* _What to produce_:
Separate out the lines that hold "estando".

* _Items_:
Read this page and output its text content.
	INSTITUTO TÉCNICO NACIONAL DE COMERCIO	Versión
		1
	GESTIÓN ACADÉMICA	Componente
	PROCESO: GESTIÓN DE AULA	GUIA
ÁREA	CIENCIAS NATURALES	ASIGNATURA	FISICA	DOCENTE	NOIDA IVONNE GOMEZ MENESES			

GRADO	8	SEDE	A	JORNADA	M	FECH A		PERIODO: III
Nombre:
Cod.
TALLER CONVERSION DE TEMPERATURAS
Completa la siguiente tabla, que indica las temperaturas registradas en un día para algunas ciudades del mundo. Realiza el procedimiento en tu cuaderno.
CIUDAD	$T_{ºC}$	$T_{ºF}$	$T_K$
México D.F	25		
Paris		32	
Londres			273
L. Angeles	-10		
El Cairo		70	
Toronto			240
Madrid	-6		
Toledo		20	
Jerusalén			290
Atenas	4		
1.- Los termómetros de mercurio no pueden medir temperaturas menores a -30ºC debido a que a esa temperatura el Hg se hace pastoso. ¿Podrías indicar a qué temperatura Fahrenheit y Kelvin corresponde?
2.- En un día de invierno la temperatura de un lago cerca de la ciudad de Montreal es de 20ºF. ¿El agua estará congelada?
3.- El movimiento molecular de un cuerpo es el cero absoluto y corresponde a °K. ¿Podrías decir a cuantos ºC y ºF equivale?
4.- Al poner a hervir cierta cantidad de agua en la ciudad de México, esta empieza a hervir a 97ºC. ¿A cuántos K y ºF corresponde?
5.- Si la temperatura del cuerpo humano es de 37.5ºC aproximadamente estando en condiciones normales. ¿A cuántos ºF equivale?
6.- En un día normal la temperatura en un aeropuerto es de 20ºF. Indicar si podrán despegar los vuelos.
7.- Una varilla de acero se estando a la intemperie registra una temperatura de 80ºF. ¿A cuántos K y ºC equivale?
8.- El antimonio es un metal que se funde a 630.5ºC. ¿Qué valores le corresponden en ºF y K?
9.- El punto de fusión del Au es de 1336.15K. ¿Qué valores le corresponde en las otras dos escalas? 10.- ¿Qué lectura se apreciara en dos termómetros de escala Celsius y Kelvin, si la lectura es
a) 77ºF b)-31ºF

* _Answer to this problem_:
5.- Si la temperatura del cuerpo humano es de 37.5ºC aproximadamente estando en condiciones normales. ¿A cuántos ºF equivale?
7.- Una varilla de acero se estando a la intemperie registra una temperatura de 80ºF. ¿A cuántos K y ºC equivale?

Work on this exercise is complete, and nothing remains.